General Biosafety Guidelines
Biohazardous materials require special safety precautions and procedures. Follow these guidelines when working with infectious agents:
Personal Hygiene Guidelines:
- Wash your hands thoroughly, as indicated below:
- After working with any biohazard
- After removing gloves, laboratory coat, and other contaminated protective clothing
- Before eating, drinking, smoking, or applying cosmetics
- Before leaving the laboratory area
- Do not touch your face when handling biological material
- Never eat, drink, smoke, or apply cosmetics in the work area
- Always wear a lab coat gown or scrub suit, gloves, and a surgical mask when working with infectious agents or infected animals.
- Never wear contact lenses around infectious agents.
- Do not wear potentially contaminated clothing outside the laboratory area.
- To remove contaminated clothing, follow these steps:
- Remove booties from the back.
- Remove head covering from the peak
- Untie gown while wearing gloves
- Remove gloves by peeling them from the inside out
- Remove the gown by slipping your finger under the sleeve cuff of the gown
- Use mechanical pipetting devices.
- Minimize aerosol production.
- Add disinfectant to water baths for infectious substances.
- Use trunnion cups with screw caps for centrifuging procedures. Inspect the tubes before use.
- Use secondary leak-proof containers when transporting samples, cultures, inoculated petri dishes, and other containers of biohazardous materials.
Avoid using syringes and needles whenever possible. If a syringe is necessary, minimize your chances of exposure by following these guidelines:
- Use a needle-locking or disposable needle unit.
- Take care not to stick yourself with a used needle.
- Place used syringes into a pan of disinfectant without removing the needles.

**********

» **ACTIVITY LIST**
(A) Please copy the biosafety guidelines word for word, from "- Never wear" to "Minimize aerosol production.".
(B) Extend the biosafety guidelines, picking up right after their final line.
The items play no part in this.

» **INFORMATION SUPPLIED**
**********

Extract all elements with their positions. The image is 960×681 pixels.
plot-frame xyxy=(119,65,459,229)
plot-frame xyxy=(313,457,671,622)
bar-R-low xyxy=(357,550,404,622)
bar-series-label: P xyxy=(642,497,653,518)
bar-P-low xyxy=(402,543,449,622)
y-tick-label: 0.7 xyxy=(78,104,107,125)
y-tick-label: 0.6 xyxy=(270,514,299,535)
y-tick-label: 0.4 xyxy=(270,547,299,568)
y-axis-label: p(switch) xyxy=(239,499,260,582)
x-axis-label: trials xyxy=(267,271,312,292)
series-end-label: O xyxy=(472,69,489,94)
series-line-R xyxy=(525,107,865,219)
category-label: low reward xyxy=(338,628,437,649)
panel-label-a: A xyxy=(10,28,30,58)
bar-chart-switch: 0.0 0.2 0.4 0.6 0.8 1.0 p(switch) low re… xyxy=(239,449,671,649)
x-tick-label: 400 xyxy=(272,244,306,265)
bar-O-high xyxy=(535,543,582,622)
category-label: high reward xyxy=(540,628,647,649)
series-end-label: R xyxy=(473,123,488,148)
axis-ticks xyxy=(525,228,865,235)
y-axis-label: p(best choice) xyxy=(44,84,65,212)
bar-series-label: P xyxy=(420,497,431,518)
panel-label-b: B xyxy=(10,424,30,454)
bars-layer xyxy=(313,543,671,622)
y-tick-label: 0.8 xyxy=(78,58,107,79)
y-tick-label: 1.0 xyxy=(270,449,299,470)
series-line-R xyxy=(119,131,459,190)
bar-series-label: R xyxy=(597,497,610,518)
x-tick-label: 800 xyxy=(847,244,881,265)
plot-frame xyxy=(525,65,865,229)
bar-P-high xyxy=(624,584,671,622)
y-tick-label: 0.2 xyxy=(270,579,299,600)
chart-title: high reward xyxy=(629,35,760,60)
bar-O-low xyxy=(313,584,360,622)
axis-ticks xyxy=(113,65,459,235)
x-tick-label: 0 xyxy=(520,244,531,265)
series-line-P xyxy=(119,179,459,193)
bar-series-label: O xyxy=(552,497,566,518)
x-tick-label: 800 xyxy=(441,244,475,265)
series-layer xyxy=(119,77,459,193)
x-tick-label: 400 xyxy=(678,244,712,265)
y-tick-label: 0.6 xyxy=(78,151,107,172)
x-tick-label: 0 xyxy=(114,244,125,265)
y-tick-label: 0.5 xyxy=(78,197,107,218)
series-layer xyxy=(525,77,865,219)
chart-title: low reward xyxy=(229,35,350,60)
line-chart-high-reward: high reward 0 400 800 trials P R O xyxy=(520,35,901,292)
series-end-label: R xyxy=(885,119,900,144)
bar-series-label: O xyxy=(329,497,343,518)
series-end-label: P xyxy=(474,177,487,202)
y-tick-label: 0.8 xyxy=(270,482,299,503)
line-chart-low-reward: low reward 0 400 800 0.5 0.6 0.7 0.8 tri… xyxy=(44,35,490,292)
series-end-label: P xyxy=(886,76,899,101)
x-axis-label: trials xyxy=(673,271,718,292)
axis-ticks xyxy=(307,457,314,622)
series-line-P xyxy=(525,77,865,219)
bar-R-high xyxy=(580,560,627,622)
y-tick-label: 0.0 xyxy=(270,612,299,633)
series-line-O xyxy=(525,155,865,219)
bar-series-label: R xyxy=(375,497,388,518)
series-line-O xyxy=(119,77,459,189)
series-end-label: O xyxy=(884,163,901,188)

**********

» **RESPONSES TO THE TASKS**
(A)
- Never wear contact lenses around infectious agents.
- Do not wear potentially contaminated clothing outside the laboratory area.
- To remove contaminated clothing, follow these steps:
- Remove booties from the back.
- Remove head covering from the peak
- Untie gown while wearing gloves
- Remove gloves by peeling them from the inside out
- Remove the gown by slipping your finger under the sleeve cuff of the gown
- Use mechanical pipetting devices.
- Minimize aerosol production.

(B)
- Do not place used syringes in pans containing pipets or other glassware that require sorting.
- Do not cut, bend, recap or remove used needles.
- Dispose of needles in an approved sharps container.
- Keep laboratory doors shut when experiments are in progress.
- Limit access to laboratory areas when experiments involve biohazardous agents.
- Ensure that warning signs are posted on laboratory doors. These signs should include the universal biohazard symbol and the approved biosafety level for the laboratory.
- Ensure that vacuum lines have a suitable filter trap.
- Decontaminate work surfaces daily and after each spill.
- Decontaminate all potentially contaminated equipment.
- Transport contaminated materials in leak-proof containers.
- Keep miscellaneous material (i.e., books, journals, etc.) away from contaminated areas.
- Completely decontaminate equipment before having maintenance or repair work done.
Clinical and diagnostic laboratories often handle specimens without full knowledge of the material's diagnosis; these specimens may contain infectious agents. To minimize exposure, observe universal precautions when handling any biological specimen. Consider all specimens to be infectious and treat these materials as potentially hazardous.